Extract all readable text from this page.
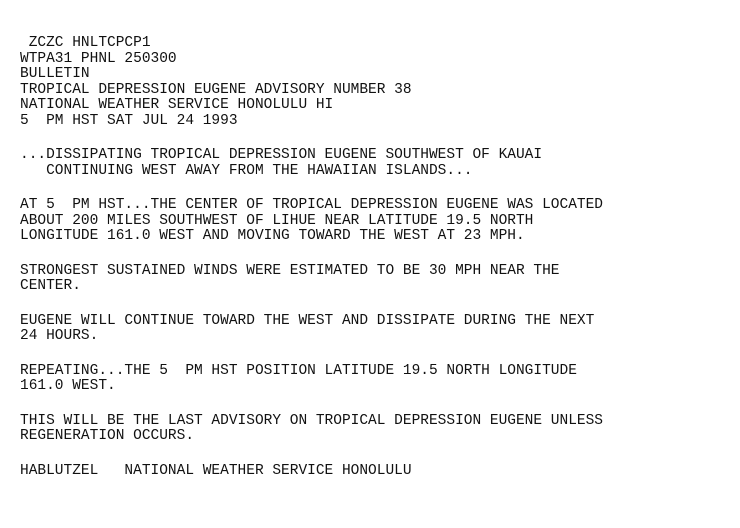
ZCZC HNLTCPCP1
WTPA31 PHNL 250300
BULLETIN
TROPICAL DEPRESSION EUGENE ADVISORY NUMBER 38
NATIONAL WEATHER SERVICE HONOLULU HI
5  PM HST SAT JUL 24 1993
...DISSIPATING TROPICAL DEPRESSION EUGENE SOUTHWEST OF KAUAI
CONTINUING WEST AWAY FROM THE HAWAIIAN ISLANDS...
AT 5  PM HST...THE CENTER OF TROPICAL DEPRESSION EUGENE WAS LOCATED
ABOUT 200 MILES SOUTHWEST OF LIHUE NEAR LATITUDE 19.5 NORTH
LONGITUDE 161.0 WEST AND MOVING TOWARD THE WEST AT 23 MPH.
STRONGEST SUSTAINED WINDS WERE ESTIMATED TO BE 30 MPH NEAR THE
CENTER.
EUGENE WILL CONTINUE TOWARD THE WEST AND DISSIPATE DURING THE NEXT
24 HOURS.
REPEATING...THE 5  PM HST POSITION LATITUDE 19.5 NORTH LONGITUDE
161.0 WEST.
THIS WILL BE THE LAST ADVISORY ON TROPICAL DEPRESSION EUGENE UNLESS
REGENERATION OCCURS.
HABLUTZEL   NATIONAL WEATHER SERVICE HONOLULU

--- --- ---

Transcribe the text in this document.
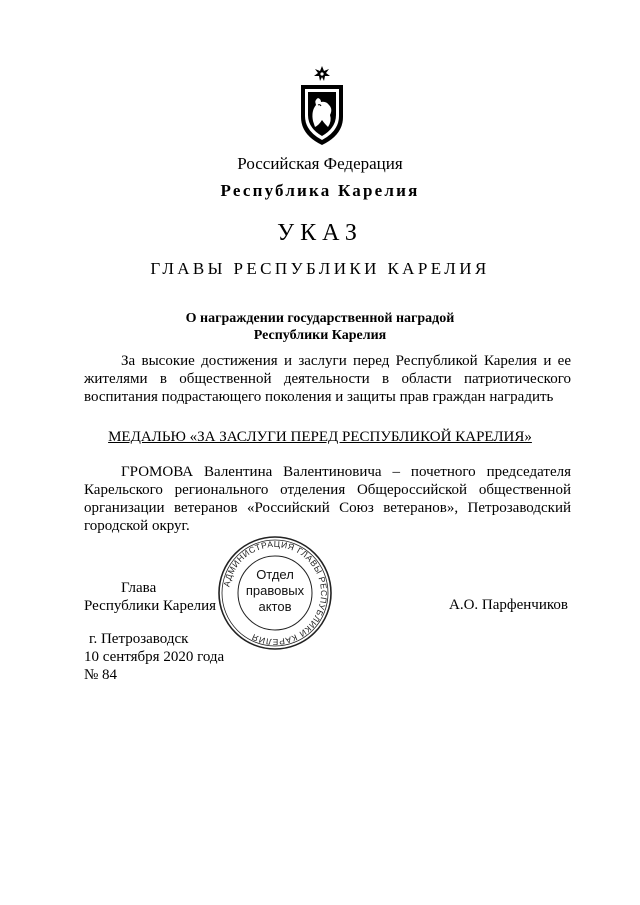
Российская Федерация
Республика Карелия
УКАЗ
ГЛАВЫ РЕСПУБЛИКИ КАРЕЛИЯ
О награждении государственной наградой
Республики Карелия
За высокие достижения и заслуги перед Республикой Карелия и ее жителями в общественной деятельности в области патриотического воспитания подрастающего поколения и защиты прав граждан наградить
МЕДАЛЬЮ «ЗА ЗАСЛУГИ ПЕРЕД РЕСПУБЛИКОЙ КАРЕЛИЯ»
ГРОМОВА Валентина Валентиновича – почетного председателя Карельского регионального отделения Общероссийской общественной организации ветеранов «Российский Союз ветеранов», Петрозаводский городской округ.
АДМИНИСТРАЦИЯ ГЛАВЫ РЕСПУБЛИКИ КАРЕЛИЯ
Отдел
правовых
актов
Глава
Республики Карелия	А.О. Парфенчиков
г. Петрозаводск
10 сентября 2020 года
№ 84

--- --- ---

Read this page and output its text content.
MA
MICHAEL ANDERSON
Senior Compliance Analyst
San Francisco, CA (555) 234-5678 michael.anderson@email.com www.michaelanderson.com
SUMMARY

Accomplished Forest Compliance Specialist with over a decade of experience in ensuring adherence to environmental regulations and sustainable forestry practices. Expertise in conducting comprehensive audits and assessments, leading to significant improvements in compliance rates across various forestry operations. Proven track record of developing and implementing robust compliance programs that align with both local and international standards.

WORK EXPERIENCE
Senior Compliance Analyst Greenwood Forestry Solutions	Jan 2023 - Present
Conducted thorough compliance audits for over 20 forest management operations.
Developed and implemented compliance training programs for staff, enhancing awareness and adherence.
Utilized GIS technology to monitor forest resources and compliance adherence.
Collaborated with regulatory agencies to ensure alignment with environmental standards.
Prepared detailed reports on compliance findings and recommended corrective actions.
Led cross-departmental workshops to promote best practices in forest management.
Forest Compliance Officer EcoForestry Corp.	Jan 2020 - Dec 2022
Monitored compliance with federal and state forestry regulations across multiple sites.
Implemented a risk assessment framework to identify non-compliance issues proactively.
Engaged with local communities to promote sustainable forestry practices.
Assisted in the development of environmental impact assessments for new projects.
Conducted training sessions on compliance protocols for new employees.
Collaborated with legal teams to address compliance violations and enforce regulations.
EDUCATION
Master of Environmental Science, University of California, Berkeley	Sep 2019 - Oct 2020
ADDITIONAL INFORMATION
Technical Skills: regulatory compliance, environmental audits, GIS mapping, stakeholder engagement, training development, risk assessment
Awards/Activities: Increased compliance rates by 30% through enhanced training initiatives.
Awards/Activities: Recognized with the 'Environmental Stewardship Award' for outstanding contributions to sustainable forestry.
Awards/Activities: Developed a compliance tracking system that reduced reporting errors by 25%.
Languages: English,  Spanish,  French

--- --- ---

WHAT IS BEING ASKED ▸ Check each line above for the word "promote" and copy the ones that have it.

RESULT FOR THIS TASK ▸
Led cross-departmental workshops to promote best practices in forest management.
Engaged with local communities to promote sustainable forestry practices.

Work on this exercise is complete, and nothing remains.